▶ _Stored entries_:
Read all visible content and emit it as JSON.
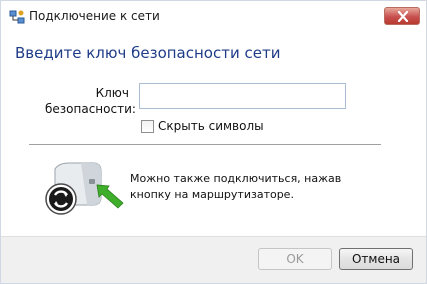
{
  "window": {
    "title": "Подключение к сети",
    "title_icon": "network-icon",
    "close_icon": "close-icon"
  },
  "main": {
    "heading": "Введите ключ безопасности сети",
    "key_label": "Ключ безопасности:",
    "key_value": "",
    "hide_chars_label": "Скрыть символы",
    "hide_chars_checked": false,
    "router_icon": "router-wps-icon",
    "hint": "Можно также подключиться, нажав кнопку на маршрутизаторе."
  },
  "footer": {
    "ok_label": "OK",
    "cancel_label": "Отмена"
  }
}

▶ _Task statement_:
Print each of the records above exactly as written, leaving no picture in the copy.

▶ _Complete answer_:
Read all visible content and emit it as JSON.
{
  "window": {
    "title": "Подключение к сети",
    "title_icon": "network-icon",
    "close_icon": "close-icon"
  },
  "main": {
    "heading": "Введите ключ безопасности сети",
    "key_label": "Ключ безопасности:",
    "key_value": "",
    "hide_chars_label": "Скрыть символы",
    "hide_chars_checked": false,
    "router_icon": "router-wps-icon",
    "hint": "Можно также подключиться, нажав кнопку на маршрутизаторе."
  },
  "footer": {
    "ok_label": "OK",
    "cancel_label": "Отмена"
  }
}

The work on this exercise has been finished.